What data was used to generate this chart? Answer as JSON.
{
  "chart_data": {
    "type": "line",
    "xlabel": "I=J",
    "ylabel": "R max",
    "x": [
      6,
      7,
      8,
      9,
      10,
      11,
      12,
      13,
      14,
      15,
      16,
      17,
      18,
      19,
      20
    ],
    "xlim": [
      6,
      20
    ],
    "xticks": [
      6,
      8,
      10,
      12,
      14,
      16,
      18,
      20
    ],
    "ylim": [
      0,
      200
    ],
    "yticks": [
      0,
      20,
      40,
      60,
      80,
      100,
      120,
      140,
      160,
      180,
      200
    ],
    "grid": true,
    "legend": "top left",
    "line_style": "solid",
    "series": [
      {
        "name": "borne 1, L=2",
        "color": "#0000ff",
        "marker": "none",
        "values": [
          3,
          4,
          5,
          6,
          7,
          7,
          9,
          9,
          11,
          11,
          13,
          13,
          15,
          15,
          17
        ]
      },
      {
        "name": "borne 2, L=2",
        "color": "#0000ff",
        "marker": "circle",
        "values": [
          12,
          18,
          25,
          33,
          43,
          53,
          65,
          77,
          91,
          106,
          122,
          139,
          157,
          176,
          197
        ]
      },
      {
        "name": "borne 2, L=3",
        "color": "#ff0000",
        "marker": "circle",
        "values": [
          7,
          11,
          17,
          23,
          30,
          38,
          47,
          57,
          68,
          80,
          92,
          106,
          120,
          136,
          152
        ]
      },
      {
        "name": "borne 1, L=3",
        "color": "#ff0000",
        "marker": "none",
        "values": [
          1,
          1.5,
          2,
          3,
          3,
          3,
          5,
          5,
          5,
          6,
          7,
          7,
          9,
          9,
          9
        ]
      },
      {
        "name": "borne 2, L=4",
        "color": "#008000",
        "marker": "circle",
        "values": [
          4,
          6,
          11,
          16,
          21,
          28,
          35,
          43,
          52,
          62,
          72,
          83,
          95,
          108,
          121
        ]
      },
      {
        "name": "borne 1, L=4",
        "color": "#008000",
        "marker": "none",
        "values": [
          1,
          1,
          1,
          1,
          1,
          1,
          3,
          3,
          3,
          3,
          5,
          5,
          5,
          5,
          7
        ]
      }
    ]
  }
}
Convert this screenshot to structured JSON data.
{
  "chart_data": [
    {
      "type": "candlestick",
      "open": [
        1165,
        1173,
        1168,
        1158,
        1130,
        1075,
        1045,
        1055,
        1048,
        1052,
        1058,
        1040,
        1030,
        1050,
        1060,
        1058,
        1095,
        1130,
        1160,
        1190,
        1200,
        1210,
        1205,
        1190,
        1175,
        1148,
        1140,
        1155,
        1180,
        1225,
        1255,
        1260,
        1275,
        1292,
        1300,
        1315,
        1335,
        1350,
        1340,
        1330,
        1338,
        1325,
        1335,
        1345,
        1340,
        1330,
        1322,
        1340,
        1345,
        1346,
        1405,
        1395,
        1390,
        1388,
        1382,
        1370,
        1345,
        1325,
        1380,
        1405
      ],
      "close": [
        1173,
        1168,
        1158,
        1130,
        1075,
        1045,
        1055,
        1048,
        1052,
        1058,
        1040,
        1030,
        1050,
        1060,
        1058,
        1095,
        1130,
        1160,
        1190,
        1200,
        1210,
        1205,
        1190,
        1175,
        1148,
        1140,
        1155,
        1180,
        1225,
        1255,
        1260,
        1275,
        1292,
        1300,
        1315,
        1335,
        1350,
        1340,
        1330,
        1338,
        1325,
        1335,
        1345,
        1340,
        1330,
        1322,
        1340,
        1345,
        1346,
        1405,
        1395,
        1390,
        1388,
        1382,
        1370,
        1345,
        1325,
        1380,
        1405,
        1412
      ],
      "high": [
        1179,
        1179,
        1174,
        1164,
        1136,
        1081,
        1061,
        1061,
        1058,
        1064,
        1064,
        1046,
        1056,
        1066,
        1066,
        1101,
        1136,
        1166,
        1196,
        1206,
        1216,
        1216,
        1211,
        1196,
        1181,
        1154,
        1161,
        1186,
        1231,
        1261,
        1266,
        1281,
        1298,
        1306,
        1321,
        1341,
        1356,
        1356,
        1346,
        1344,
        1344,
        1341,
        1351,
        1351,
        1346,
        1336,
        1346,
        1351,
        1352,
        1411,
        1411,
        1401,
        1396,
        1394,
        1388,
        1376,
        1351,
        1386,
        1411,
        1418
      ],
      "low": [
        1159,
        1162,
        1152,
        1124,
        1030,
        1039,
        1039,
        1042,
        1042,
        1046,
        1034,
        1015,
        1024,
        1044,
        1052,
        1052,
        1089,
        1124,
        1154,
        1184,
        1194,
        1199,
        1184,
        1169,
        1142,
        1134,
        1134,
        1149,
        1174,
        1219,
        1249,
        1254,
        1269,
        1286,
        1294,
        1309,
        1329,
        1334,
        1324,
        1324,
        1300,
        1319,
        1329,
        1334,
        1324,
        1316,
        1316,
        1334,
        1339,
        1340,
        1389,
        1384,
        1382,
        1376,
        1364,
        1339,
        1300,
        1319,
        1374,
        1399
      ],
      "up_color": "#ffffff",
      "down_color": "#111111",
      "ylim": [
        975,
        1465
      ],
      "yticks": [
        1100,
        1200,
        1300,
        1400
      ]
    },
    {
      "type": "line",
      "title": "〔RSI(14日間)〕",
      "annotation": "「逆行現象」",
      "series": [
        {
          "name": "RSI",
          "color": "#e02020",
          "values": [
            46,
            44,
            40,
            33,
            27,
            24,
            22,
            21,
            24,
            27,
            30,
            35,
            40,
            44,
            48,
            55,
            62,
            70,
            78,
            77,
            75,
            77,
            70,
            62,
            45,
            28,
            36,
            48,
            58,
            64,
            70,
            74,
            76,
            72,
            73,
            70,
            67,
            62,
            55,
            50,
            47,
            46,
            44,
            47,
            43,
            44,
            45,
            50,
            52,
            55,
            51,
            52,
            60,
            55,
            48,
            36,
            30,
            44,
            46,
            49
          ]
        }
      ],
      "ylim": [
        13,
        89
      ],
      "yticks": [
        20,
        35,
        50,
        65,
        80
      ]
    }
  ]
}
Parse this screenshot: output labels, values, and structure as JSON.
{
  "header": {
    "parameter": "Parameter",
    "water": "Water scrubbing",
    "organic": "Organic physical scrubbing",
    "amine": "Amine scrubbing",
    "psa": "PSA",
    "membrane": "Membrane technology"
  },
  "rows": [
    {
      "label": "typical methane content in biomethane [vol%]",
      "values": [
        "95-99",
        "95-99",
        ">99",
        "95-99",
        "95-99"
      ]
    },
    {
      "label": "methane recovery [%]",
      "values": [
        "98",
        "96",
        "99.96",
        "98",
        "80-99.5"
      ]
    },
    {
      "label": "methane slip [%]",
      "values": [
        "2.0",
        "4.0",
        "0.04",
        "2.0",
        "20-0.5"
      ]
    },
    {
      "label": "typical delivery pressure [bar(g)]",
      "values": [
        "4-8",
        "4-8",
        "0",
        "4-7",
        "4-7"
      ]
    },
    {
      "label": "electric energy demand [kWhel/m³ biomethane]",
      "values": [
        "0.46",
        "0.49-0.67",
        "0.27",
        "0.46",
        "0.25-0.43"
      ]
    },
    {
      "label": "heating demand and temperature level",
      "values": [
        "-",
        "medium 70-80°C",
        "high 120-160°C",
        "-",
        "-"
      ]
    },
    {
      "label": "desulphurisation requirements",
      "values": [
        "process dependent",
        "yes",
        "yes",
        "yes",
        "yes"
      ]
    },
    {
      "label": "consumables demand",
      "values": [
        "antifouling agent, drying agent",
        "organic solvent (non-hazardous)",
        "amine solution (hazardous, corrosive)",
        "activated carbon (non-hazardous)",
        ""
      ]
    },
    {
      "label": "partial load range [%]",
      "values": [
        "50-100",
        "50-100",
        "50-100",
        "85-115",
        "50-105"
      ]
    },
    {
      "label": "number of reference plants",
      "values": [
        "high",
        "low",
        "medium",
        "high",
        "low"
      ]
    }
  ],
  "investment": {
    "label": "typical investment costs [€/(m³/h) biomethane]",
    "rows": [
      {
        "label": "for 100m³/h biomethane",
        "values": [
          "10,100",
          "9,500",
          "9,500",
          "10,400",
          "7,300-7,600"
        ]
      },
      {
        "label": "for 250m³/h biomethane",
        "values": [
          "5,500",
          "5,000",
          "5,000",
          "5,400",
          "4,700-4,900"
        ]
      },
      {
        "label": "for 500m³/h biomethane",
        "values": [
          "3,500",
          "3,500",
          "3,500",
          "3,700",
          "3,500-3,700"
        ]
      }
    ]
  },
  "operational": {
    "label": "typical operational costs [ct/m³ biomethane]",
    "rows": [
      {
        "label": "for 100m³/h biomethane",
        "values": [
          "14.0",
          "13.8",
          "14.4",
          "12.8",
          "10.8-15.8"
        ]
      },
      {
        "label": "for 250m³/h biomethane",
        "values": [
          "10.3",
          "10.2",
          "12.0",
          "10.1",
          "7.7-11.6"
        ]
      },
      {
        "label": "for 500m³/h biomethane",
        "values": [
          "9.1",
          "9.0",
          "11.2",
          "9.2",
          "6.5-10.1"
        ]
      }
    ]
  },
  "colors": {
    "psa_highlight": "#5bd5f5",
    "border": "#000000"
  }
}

* **INSTRUCTION**:
Scan the material for lines with the word "type", and copy each line you find.

* **EXPECTED OUTPUT**:
    "type": "line",
      "type": "candlestick",
      "type": "line",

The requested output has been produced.